◆ STATED PROBLEM:
Copy every line that contains the string "кадрового" from the entries below.

◆ DATA ROWS:

BEGIN

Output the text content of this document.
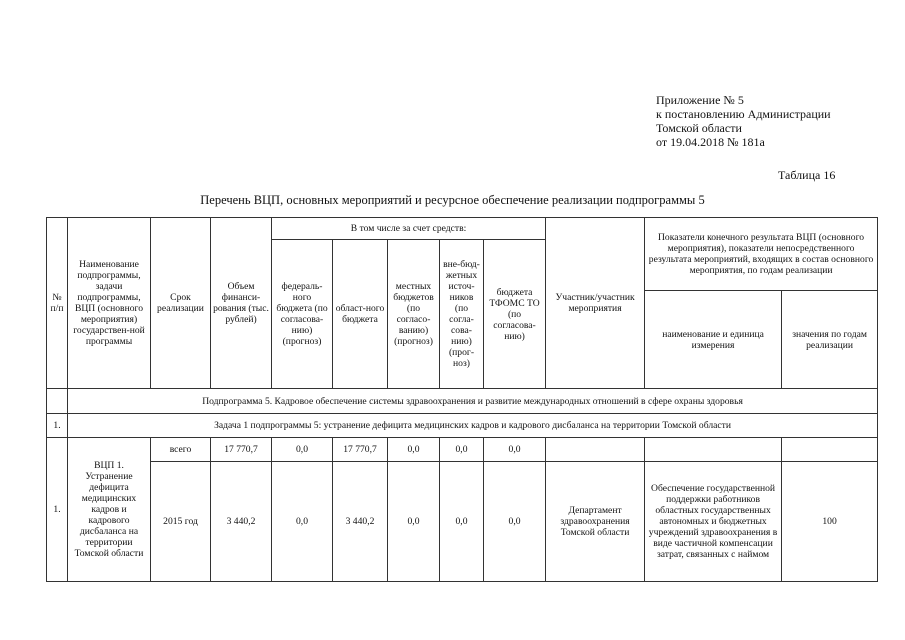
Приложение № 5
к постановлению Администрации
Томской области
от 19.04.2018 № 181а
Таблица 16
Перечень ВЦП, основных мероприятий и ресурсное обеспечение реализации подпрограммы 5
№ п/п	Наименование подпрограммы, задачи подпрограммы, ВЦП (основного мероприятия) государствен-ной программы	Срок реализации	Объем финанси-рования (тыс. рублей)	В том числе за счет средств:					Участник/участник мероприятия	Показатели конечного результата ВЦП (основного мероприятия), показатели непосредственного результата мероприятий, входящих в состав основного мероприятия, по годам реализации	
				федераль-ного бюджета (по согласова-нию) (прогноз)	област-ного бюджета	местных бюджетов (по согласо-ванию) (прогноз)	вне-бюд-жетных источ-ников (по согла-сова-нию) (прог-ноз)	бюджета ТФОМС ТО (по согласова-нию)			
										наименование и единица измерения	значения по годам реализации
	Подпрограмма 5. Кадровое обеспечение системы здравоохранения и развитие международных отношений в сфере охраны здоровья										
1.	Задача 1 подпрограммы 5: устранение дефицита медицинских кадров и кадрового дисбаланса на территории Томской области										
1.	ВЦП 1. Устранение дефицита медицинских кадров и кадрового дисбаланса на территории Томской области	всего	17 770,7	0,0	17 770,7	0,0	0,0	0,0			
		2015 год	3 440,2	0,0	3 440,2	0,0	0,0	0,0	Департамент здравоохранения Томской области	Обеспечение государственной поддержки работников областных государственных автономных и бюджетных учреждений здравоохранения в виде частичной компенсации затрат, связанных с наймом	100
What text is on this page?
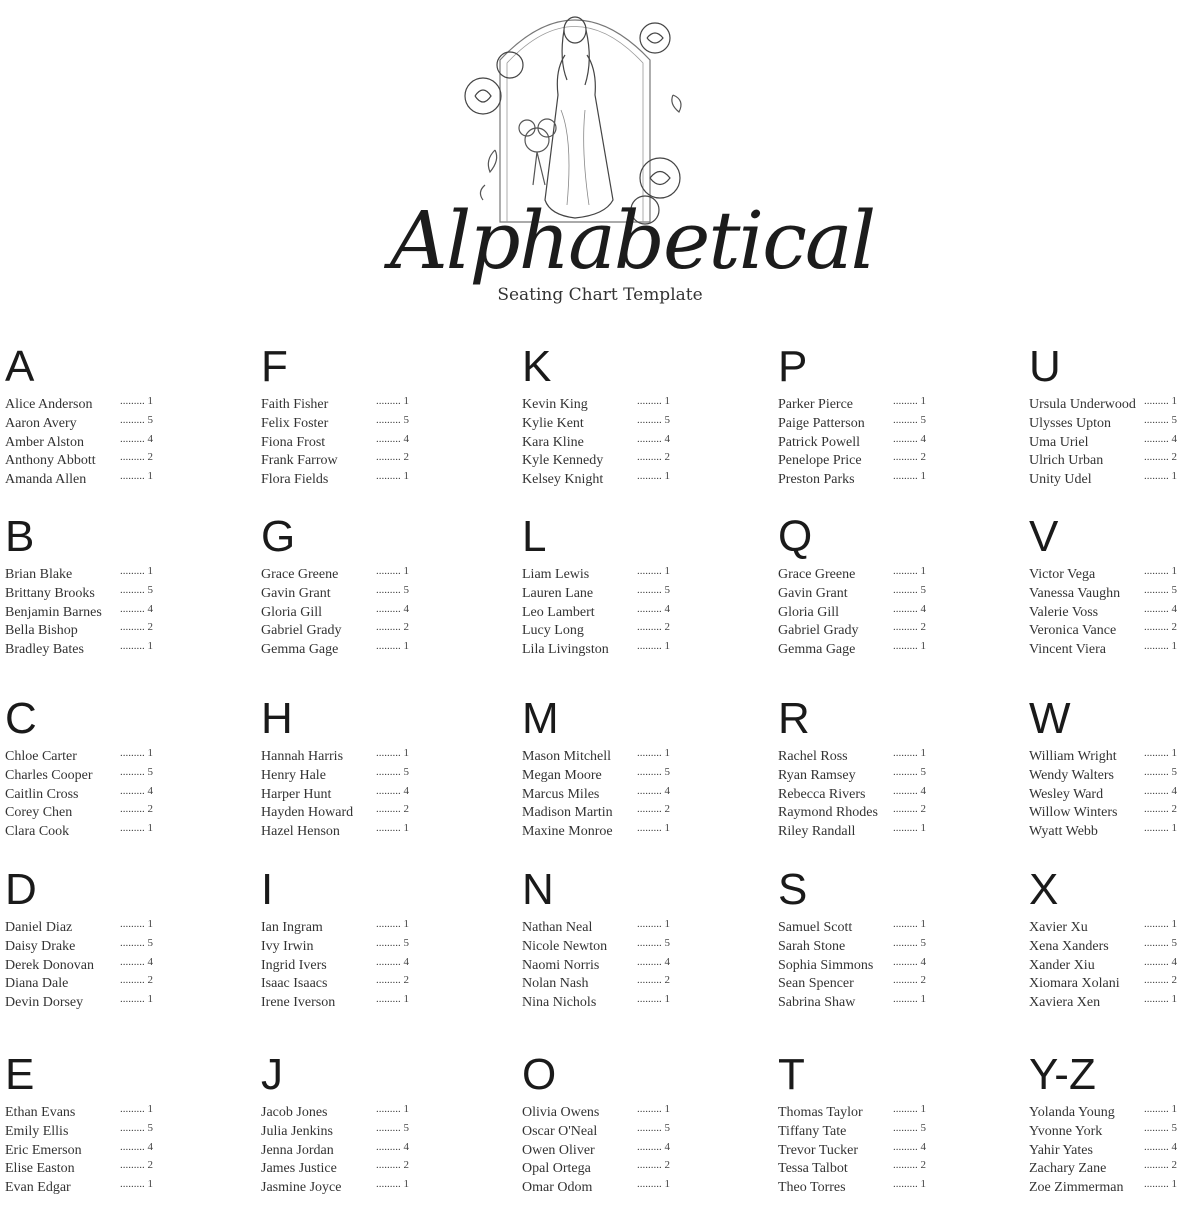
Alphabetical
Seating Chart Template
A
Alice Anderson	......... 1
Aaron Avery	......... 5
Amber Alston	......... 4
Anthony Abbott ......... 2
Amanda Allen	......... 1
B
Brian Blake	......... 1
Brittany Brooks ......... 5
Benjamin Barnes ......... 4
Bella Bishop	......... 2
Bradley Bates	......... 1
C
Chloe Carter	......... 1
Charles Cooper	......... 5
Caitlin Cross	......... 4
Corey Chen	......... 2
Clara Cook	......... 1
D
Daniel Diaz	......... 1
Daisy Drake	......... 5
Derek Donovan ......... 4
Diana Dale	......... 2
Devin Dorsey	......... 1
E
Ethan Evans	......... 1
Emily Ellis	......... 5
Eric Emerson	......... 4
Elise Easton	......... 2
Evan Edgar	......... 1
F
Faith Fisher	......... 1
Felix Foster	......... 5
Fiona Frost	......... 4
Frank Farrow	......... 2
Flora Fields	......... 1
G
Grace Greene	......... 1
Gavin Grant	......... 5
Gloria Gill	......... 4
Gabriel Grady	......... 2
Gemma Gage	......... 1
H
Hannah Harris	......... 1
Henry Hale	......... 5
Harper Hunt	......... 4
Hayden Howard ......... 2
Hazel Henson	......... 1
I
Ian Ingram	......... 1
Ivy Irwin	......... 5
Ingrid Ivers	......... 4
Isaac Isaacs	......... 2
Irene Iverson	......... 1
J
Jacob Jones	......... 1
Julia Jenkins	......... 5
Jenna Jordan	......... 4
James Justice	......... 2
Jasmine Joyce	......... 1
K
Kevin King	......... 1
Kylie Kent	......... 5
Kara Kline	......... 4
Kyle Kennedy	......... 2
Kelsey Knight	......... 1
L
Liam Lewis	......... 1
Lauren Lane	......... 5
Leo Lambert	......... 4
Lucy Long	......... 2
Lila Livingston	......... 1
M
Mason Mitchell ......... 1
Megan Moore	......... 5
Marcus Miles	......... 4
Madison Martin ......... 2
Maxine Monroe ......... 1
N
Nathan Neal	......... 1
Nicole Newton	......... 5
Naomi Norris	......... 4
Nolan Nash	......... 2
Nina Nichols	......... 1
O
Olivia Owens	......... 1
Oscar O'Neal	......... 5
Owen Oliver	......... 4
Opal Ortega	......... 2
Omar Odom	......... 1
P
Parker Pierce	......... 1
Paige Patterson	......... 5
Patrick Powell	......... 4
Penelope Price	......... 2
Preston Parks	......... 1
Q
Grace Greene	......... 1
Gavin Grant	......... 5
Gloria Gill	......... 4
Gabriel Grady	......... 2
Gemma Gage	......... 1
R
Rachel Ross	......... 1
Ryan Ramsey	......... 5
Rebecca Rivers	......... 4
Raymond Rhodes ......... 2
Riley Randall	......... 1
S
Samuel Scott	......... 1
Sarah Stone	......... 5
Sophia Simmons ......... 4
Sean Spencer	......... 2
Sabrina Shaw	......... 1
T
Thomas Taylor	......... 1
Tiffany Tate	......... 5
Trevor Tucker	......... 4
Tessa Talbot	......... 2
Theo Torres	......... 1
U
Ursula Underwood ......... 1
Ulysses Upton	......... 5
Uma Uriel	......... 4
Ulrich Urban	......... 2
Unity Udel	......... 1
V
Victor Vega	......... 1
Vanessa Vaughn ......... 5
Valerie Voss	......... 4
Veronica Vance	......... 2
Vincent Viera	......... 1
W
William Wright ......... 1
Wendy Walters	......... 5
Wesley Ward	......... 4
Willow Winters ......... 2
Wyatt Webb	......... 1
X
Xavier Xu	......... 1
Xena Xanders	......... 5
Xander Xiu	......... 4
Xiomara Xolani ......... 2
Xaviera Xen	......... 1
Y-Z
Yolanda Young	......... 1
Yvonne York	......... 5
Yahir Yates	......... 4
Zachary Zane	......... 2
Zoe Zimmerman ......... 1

END

◆ RESULT:
1.	Задача 1 подпрограммы 5: устранение дефицита медицинских кадров и кадрового дисбаланса на территории Томской области										
1.	ВЦП 1. Устранение дефицита медицинских кадров и кадрового дисбаланса на территории Томской области	всего	17 770,7	0,0	17 770,7	0,0	0,0	0,0			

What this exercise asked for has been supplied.